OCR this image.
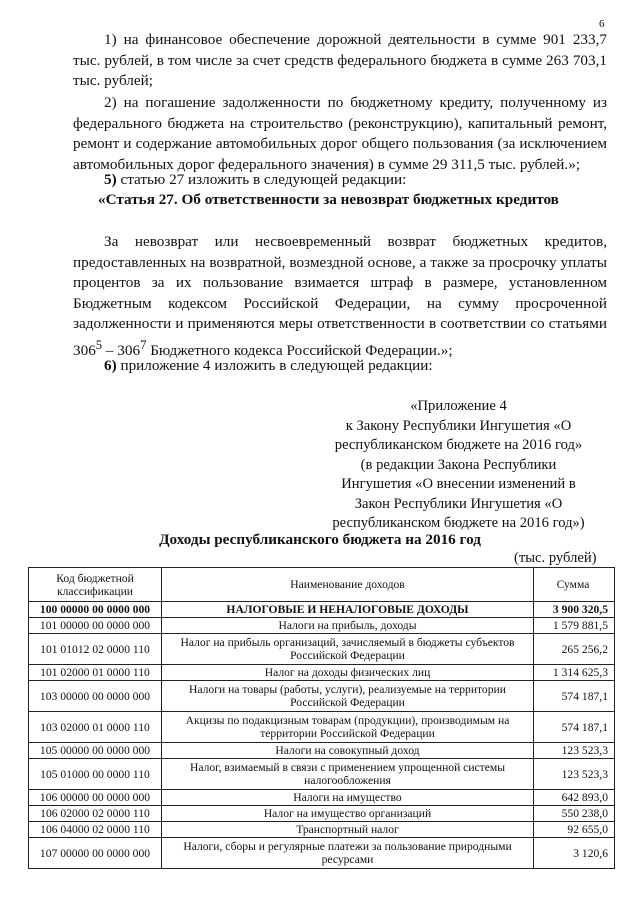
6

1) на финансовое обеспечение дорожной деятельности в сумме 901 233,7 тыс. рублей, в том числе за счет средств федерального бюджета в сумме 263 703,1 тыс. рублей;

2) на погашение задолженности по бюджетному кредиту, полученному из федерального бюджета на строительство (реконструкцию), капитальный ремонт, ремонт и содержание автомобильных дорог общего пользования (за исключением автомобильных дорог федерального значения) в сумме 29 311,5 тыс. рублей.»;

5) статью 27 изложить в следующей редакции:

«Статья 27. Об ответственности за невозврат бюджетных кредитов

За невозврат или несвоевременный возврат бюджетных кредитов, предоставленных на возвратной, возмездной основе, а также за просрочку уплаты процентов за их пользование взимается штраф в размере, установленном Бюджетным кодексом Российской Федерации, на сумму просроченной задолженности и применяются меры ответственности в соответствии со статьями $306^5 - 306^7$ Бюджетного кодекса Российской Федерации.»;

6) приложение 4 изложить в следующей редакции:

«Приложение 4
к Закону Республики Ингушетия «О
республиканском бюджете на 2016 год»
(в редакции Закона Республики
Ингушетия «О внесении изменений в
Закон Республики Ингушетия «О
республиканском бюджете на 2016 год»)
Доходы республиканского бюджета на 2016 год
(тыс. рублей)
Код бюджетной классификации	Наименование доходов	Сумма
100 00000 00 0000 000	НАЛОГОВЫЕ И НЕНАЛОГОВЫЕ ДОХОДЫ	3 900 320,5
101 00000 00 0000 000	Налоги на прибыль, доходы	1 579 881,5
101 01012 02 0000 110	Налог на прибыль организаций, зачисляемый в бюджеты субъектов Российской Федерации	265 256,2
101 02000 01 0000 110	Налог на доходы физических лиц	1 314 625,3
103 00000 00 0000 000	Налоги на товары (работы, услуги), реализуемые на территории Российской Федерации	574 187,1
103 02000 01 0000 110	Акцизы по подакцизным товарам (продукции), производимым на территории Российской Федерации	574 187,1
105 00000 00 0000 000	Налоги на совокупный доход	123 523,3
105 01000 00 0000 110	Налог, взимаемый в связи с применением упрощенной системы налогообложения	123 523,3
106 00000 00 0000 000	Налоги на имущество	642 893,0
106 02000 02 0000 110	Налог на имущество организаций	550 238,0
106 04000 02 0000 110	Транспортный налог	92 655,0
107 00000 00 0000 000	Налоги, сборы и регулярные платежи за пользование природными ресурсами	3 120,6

--- --- ---

◆ Exercise requirements ◆
Scan the material above. Extract every line in which the word "республиканском" occurs.

◆ Full response ◆
республиканском бюджете на 2016 год»
республиканском бюджете на 2016 год»)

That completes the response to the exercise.